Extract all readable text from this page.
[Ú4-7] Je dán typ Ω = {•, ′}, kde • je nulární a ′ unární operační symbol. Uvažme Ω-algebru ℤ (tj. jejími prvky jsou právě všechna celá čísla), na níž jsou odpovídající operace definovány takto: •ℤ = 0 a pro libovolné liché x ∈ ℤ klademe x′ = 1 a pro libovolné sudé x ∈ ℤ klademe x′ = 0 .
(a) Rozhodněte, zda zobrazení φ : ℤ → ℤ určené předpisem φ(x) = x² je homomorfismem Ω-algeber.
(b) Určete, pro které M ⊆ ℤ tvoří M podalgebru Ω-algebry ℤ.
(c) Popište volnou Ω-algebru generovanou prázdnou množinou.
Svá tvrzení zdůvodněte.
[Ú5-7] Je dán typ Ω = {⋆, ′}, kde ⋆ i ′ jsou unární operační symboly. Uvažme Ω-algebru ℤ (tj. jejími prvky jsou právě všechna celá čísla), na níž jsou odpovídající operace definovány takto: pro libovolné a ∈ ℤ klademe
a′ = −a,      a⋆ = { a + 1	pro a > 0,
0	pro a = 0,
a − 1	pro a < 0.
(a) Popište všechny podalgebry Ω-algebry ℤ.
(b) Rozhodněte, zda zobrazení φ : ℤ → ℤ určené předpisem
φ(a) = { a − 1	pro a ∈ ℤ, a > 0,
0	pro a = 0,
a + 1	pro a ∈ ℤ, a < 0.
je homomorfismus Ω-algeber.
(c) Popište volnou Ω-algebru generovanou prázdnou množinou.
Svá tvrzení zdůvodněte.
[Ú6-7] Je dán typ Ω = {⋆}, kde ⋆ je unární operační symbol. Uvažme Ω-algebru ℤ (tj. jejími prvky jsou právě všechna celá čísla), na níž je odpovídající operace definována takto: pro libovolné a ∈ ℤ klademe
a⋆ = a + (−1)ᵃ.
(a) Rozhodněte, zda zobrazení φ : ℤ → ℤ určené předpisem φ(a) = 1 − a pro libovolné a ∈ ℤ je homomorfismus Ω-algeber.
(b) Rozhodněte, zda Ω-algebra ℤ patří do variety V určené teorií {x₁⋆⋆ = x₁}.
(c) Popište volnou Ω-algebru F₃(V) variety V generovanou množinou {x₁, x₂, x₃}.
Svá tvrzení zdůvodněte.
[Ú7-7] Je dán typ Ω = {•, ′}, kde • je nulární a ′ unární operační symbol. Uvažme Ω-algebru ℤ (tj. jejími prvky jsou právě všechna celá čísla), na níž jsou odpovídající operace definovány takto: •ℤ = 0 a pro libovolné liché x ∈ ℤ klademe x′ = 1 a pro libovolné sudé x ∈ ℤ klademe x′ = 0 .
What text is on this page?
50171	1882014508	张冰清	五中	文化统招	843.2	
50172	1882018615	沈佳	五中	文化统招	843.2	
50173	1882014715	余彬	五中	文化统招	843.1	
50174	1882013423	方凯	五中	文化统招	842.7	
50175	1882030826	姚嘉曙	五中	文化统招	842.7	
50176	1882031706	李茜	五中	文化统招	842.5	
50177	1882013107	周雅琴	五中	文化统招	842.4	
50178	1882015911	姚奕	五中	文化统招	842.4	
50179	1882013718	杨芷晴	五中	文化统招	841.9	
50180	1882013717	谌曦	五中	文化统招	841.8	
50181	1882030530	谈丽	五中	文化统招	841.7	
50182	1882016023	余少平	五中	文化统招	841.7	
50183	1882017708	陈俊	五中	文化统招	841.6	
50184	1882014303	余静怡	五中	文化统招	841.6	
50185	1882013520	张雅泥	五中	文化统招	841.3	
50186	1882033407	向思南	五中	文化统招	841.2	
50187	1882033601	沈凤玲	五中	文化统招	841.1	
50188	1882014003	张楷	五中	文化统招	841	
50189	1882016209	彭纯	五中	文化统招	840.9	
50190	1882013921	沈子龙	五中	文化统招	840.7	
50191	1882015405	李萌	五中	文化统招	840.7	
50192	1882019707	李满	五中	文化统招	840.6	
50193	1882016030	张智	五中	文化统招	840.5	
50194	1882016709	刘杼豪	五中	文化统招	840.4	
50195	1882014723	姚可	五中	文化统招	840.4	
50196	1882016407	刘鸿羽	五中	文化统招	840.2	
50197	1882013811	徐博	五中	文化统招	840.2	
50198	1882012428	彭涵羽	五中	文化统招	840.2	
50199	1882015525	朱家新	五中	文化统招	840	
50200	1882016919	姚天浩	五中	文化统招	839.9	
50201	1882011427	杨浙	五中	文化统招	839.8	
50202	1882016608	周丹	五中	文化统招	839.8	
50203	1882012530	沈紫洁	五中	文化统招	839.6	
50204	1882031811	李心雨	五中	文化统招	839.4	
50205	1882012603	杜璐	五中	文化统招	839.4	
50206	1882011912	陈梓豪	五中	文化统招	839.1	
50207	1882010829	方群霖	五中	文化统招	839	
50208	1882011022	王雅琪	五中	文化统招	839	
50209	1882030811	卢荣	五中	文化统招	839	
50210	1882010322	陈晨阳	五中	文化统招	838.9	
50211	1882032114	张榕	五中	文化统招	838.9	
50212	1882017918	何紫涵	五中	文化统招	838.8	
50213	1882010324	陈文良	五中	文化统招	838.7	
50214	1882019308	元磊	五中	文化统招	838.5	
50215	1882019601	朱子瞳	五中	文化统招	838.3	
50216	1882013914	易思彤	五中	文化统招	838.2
****
▶ [Short exercise]:
Output the records exactly, including every line.

▶ [Response to this exercise]:
Extract all readable text from this page.
[Ú4-7] Je dán typ Ω = {•, ′}, kde • je nulární a ′ unární operační symbol. Uvažme Ω-algebru ℤ (tj. jejími prvky jsou právě všechna celá čísla), na níž jsou odpovídající operace definovány takto: •ℤ = 0 a pro libovolné liché x ∈ ℤ klademe x′ = 1 a pro libovolné sudé x ∈ ℤ klademe x′ = 0 .
(a) Rozhodněte, zda zobrazení φ : ℤ → ℤ určené předpisem φ(x) = x² je homomorfismem Ω-algeber.
(b) Určete, pro které M ⊆ ℤ tvoří M podalgebru Ω-algebry ℤ.
(c) Popište volnou Ω-algebru generovanou prázdnou množinou.
Svá tvrzení zdůvodněte.
[Ú5-7] Je dán typ Ω = {⋆, ′}, kde ⋆ i ′ jsou unární operační symboly. Uvažme Ω-algebru ℤ (tj. jejími prvky jsou právě všechna celá čísla), na níž jsou odpovídající operace definovány takto: pro libovolné a ∈ ℤ klademe
a′ = −a,      a⋆ = { a + 1	pro a > 0,
0	pro a = 0,
a − 1	pro a < 0.
(a) Popište všechny podalgebry Ω-algebry ℤ.
(b) Rozhodněte, zda zobrazení φ : ℤ → ℤ určené předpisem
φ(a) = { a − 1	pro a ∈ ℤ, a > 0,
0	pro a = 0,
a + 1	pro a ∈ ℤ, a < 0.
je homomorfismus Ω-algeber.
(c) Popište volnou Ω-algebru generovanou prázdnou množinou.
Svá tvrzení zdůvodněte.
[Ú6-7] Je dán typ Ω = {⋆}, kde ⋆ je unární operační symbol. Uvažme Ω-algebru ℤ (tj. jejími prvky jsou právě všechna celá čísla), na níž je odpovídající operace definována takto: pro libovolné a ∈ ℤ klademe
a⋆ = a + (−1)ᵃ.
(a) Rozhodněte, zda zobrazení φ : ℤ → ℤ určené předpisem φ(a) = 1 − a pro libovolné a ∈ ℤ je homomorfismus Ω-algeber.
(b) Rozhodněte, zda Ω-algebra ℤ patří do variety V určené teorií {x₁⋆⋆ = x₁}.
(c) Popište volnou Ω-algebru F₃(V) variety V generovanou množinou {x₁, x₂, x₃}.
Svá tvrzení zdůvodněte.
[Ú7-7] Je dán typ Ω = {•, ′}, kde • je nulární a ′ unární operační symbol. Uvažme Ω-algebru ℤ (tj. jejími prvky jsou právě všechna celá čísla), na níž jsou odpovídající operace definovány takto: •ℤ = 0 a pro libovolné liché x ∈ ℤ klademe x′ = 1 a pro libovolné sudé x ∈ ℤ klademe x′ = 0 .
What text is on this page?
50171	1882014508	张冰清	五中	文化统招	843.2	
50172	1882018615	沈佳	五中	文化统招	843.2	
50173	1882014715	余彬	五中	文化统招	843.1	
50174	1882013423	方凯	五中	文化统招	842.7	
50175	1882030826	姚嘉曙	五中	文化统招	842.7	
50176	1882031706	李茜	五中	文化统招	842.5	
50177	1882013107	周雅琴	五中	文化统招	842.4	
50178	1882015911	姚奕	五中	文化统招	842.4	
50179	1882013718	杨芷晴	五中	文化统招	841.9	
50180	1882013717	谌曦	五中	文化统招	841.8	
50181	1882030530	谈丽	五中	文化统招	841.7	
50182	1882016023	余少平	五中	文化统招	841.7	
50183	1882017708	陈俊	五中	文化统招	841.6	
50184	1882014303	余静怡	五中	文化统招	841.6	
50185	1882013520	张雅泥	五中	文化统招	841.3	
50186	1882033407	向思南	五中	文化统招	841.2	
50187	1882033601	沈凤玲	五中	文化统招	841.1	
50188	1882014003	张楷	五中	文化统招	841	
50189	1882016209	彭纯	五中	文化统招	840.9	
50190	1882013921	沈子龙	五中	文化统招	840.7	
50191	1882015405	李萌	五中	文化统招	840.7	
50192	1882019707	李满	五中	文化统招	840.6	
50193	1882016030	张智	五中	文化统招	840.5	
50194	1882016709	刘杼豪	五中	文化统招	840.4	
50195	1882014723	姚可	五中	文化统招	840.4	
50196	1882016407	刘鸿羽	五中	文化统招	840.2	
50197	1882013811	徐博	五中	文化统招	840.2	
50198	1882012428	彭涵羽	五中	文化统招	840.2	
50199	1882015525	朱家新	五中	文化统招	840	
50200	1882016919	姚天浩	五中	文化统招	839.9	
50201	1882011427	杨浙	五中	文化统招	839.8	
50202	1882016608	周丹	五中	文化统招	839.8	
50203	1882012530	沈紫洁	五中	文化统招	839.6	
50204	1882031811	李心雨	五中	文化统招	839.4	
50205	1882012603	杜璐	五中	文化统招	839.4	
50206	1882011912	陈梓豪	五中	文化统招	839.1	
50207	1882010829	方群霖	五中	文化统招	839	
50208	1882011022	王雅琪	五中	文化统招	839	
50209	1882030811	卢荣	五中	文化统招	839	
50210	1882010322	陈晨阳	五中	文化统招	838.9	
50211	1882032114	张榕	五中	文化统招	838.9	
50212	1882017918	何紫涵	五中	文化统招	838.8	
50213	1882010324	陈文良	五中	文化统招	838.7	
50214	1882019308	元磊	五中	文化统招	838.5	
50215	1882019601	朱子瞳	五中	文化统招	838.3	
50216	1882013914	易思彤	五中	文化统招	838.2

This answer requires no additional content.